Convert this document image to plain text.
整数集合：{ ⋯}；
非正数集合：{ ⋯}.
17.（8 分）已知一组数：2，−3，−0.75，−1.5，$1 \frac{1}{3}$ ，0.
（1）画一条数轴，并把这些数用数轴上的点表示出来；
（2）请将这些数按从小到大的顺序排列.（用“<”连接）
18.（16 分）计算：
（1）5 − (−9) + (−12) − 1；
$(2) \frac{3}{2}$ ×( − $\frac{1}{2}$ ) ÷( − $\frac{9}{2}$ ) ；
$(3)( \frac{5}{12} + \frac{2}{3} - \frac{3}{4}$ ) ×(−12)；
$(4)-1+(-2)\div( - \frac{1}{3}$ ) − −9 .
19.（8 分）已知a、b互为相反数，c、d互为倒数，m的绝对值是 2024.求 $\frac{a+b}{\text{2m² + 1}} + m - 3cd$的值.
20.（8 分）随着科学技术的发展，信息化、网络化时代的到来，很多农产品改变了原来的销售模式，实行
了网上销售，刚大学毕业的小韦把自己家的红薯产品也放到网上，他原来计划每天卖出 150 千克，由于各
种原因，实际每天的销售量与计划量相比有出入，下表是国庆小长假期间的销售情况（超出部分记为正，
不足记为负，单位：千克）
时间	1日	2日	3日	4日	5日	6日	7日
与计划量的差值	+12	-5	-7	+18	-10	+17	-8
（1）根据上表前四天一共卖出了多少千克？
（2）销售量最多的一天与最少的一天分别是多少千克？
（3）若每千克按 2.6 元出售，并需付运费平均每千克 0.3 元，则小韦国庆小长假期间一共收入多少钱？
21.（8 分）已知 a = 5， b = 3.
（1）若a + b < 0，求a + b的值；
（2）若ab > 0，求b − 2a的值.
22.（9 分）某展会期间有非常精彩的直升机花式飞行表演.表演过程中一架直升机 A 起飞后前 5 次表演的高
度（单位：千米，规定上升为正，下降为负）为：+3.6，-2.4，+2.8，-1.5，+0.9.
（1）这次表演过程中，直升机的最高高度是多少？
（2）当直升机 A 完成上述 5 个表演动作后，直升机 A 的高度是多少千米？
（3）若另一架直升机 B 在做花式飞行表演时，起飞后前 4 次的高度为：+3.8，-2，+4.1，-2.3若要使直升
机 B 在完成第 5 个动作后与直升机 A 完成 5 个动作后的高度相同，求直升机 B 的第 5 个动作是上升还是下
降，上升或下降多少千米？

------------------------------------------------------------------------

Type the whole listing again, unaltered.

Convert this document image to plain text.
整数集合：{ ⋯}；
非正数集合：{ ⋯}.
17.（8 分）已知一组数：2，−3，−0.75，−1.5，$1 \frac{1}{3}$ ，0.
（1）画一条数轴，并把这些数用数轴上的点表示出来；
（2）请将这些数按从小到大的顺序排列.（用“<”连接）
18.（16 分）计算：
（1）5 − (−9) + (−12) − 1；
$(2) \frac{3}{2}$ ×( − $\frac{1}{2}$ ) ÷( − $\frac{9}{2}$ ) ；
$(3)( \frac{5}{12} + \frac{2}{3} - \frac{3}{4}$ ) ×(−12)；
$(4)-1+(-2)\div( - \frac{1}{3}$ ) − −9 .
19.（8 分）已知a、b互为相反数，c、d互为倒数，m的绝对值是 2024.求 $\frac{a+b}{\text{2m² + 1}} + m - 3cd$的值.
20.（8 分）随着科学技术的发展，信息化、网络化时代的到来，很多农产品改变了原来的销售模式，实行
了网上销售，刚大学毕业的小韦把自己家的红薯产品也放到网上，他原来计划每天卖出 150 千克，由于各
种原因，实际每天的销售量与计划量相比有出入，下表是国庆小长假期间的销售情况（超出部分记为正，
不足记为负，单位：千克）
时间	1日	2日	3日	4日	5日	6日	7日
与计划量的差值	+12	-5	-7	+18	-10	+17	-8
（1）根据上表前四天一共卖出了多少千克？
（2）销售量最多的一天与最少的一天分别是多少千克？
（3）若每千克按 2.6 元出售，并需付运费平均每千克 0.3 元，则小韦国庆小长假期间一共收入多少钱？
21.（8 分）已知 a = 5， b = 3.
（1）若a + b < 0，求a + b的值；
（2）若ab > 0，求b − 2a的值.
22.（9 分）某展会期间有非常精彩的直升机花式飞行表演.表演过程中一架直升机 A 起飞后前 5 次表演的高
度（单位：千米，规定上升为正，下降为负）为：+3.6，-2.4，+2.8，-1.5，+0.9.
（1）这次表演过程中，直升机的最高高度是多少？
（2）当直升机 A 完成上述 5 个表演动作后，直升机 A 的高度是多少千米？
（3）若另一架直升机 B 在做花式飞行表演时，起飞后前 4 次的高度为：+3.8，-2，+4.1，-2.3若要使直升
机 B 在完成第 5 个动作后与直升机 A 完成 5 个动作后的高度相同，求直升机 B 的第 5 个动作是上升还是下
降，上升或下降多少千米？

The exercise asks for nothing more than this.